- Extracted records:
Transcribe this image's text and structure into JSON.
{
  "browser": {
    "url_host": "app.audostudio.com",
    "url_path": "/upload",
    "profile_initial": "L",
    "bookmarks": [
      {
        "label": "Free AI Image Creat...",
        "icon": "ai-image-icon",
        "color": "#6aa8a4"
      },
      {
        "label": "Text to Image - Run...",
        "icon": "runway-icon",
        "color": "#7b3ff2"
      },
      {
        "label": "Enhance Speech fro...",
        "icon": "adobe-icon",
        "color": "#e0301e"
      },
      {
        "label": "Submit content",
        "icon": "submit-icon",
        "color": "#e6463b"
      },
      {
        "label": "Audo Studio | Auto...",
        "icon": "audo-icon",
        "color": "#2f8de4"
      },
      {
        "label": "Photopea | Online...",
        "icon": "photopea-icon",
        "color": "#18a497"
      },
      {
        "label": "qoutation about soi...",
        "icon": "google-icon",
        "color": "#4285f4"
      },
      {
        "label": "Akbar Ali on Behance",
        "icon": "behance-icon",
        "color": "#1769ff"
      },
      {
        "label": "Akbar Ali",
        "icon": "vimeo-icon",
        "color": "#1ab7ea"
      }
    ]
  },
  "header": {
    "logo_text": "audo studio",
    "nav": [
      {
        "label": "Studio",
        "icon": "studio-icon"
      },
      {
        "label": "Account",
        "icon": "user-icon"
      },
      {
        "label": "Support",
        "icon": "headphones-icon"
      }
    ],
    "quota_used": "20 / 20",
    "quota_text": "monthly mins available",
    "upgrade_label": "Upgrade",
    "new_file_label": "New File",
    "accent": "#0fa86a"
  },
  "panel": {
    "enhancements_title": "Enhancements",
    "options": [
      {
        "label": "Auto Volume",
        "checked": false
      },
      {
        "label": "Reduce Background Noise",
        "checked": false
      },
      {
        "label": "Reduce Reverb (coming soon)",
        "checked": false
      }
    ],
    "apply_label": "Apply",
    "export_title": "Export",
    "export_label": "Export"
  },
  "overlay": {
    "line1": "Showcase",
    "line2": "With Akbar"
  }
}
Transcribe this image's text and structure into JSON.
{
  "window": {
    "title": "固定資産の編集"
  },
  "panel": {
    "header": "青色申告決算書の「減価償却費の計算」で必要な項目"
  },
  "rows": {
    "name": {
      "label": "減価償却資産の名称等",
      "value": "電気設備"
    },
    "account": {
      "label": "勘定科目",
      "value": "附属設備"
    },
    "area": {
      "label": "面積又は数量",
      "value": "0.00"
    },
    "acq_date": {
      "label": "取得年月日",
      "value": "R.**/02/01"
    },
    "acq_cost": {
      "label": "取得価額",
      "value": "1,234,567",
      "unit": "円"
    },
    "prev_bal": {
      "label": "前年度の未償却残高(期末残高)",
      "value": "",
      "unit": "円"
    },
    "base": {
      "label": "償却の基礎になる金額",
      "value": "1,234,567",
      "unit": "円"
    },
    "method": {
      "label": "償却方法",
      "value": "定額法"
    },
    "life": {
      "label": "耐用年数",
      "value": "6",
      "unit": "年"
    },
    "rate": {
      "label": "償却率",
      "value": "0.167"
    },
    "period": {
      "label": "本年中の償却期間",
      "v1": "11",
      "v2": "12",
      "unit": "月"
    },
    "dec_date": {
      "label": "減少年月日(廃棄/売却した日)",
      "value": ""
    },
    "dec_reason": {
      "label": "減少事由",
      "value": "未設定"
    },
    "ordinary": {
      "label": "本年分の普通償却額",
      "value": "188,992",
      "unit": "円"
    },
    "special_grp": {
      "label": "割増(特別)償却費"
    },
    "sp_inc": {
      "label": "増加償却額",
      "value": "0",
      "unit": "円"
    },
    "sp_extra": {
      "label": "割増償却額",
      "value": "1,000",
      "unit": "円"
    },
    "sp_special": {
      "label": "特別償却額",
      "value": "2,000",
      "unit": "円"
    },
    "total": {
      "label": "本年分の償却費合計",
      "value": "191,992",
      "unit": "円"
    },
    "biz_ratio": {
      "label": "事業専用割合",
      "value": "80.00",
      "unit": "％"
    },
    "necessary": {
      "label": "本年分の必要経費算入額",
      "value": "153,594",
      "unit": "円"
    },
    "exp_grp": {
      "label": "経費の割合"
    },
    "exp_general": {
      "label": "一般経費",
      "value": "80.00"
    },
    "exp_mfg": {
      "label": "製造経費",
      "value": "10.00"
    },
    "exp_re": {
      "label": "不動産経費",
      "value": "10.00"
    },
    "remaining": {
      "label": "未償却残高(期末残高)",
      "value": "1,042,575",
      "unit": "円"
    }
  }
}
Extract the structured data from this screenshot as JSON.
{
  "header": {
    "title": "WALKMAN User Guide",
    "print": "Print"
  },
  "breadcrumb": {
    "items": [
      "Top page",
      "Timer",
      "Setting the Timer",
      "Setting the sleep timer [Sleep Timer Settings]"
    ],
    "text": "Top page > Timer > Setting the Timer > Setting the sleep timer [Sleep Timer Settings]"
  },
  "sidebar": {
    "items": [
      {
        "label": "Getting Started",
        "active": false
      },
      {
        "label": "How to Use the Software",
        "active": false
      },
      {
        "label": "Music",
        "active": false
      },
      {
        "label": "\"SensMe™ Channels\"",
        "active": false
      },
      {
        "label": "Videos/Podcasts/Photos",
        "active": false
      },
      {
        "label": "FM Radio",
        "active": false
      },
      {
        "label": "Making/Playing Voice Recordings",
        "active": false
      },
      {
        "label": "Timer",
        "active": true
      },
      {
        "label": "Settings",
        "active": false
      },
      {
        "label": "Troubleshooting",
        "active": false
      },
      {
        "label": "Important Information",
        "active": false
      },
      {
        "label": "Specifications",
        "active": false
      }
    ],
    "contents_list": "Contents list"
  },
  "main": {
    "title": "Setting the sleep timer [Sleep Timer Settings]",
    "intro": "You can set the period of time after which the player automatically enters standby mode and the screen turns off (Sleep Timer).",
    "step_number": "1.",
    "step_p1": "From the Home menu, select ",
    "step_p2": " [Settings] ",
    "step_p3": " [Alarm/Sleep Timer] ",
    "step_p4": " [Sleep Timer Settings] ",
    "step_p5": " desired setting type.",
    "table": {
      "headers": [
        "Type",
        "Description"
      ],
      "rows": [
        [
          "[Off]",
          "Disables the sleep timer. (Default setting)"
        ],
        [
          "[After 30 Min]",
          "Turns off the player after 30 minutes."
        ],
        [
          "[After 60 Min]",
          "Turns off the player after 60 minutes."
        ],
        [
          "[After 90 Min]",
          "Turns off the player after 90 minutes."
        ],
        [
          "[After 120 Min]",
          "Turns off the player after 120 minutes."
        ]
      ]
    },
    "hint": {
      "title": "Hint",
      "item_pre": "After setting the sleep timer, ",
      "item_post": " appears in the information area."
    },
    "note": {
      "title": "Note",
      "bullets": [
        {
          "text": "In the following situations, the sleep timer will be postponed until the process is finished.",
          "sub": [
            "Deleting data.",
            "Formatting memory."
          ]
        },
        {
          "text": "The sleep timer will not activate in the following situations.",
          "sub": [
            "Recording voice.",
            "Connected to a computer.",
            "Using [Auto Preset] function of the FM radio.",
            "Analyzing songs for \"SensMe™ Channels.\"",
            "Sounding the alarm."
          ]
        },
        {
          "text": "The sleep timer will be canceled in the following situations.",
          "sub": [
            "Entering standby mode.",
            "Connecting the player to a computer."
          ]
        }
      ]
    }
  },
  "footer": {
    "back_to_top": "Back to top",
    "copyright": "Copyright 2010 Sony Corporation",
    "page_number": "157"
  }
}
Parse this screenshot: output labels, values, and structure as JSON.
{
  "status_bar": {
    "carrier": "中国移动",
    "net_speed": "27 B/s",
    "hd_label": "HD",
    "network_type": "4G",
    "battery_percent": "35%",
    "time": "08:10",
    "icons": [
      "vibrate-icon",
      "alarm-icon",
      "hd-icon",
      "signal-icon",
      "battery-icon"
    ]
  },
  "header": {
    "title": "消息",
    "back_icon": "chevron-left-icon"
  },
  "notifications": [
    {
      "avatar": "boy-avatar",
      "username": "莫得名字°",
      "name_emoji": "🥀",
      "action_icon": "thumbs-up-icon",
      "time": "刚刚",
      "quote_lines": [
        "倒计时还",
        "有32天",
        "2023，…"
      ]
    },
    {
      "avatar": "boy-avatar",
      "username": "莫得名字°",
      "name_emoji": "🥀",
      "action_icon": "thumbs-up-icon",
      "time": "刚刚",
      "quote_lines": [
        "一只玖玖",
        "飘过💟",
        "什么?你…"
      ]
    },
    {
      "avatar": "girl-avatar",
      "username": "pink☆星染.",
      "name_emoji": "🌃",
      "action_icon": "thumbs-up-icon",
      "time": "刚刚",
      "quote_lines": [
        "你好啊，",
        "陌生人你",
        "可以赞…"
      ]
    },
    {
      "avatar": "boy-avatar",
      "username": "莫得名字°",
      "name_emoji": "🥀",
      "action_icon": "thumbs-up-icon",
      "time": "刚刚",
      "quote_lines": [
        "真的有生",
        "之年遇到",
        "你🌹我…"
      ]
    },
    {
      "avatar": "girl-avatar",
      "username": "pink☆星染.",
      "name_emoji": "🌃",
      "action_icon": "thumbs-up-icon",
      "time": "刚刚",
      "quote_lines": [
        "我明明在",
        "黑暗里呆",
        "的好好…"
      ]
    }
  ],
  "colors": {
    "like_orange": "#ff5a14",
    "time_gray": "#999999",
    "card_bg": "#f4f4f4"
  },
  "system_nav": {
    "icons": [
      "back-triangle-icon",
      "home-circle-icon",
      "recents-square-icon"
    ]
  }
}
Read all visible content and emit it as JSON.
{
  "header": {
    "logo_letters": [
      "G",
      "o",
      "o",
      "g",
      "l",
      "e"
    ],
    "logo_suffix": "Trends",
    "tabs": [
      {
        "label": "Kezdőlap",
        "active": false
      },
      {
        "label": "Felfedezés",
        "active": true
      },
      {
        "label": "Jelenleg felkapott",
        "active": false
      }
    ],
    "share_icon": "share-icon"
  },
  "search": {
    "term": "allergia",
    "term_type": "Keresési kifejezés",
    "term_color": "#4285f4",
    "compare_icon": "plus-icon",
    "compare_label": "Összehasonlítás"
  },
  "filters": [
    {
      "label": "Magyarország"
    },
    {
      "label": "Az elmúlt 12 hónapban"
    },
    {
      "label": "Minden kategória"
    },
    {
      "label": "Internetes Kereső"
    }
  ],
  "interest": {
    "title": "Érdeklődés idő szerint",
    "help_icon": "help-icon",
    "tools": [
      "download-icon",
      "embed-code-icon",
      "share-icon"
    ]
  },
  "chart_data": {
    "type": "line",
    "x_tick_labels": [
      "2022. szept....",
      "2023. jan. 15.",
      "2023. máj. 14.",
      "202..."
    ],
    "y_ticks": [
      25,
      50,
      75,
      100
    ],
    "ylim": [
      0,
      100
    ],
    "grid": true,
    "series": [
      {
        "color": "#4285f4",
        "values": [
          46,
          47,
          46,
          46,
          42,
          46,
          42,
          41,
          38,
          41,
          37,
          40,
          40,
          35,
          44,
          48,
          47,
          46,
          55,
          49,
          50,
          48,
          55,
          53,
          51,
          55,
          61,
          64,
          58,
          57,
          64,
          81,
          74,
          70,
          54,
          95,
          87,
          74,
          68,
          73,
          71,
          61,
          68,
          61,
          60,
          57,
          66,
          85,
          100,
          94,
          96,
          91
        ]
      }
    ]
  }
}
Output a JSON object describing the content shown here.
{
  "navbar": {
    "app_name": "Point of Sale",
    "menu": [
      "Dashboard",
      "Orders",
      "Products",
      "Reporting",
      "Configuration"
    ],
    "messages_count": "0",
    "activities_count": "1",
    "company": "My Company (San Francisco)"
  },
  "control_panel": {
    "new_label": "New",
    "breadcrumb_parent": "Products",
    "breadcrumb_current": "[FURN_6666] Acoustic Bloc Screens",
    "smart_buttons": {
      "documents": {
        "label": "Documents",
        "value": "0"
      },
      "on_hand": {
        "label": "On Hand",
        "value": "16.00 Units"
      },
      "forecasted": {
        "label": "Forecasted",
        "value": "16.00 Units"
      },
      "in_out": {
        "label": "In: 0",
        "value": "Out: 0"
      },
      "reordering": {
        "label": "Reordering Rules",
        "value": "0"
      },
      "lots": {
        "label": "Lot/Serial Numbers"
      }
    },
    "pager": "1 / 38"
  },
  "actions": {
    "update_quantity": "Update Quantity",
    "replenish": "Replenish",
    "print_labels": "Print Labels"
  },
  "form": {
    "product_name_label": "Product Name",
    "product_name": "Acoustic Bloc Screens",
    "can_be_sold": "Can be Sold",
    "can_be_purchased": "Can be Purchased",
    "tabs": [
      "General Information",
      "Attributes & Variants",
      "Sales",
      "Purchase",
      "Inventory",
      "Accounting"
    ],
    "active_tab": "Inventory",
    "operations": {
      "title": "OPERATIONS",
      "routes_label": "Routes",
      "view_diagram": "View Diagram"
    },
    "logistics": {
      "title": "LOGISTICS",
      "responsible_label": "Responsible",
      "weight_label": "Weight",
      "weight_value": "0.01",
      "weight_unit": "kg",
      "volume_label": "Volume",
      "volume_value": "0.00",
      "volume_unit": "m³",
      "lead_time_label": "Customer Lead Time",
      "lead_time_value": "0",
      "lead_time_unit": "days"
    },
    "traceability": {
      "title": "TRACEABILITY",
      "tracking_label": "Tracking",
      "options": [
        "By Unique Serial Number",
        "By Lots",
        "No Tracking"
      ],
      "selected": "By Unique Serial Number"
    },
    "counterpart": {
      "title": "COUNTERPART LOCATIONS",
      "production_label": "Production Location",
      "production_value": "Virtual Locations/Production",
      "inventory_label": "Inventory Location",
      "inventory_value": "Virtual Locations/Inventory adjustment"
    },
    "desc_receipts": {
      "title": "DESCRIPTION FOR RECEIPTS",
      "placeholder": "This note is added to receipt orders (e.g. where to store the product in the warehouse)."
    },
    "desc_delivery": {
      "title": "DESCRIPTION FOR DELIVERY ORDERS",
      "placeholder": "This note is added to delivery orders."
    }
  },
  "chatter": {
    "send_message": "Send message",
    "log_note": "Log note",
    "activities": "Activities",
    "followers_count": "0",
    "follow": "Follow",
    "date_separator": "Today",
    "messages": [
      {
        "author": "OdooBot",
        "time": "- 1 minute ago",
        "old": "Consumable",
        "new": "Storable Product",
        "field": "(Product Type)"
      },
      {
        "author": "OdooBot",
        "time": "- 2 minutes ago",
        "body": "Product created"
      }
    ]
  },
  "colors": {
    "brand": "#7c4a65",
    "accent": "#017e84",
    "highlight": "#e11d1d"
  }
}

- WHAT THE EXERCISE ASKS:
Report only the number of lines that hold the word "Channels".

- FINISHED EXERCISE:
2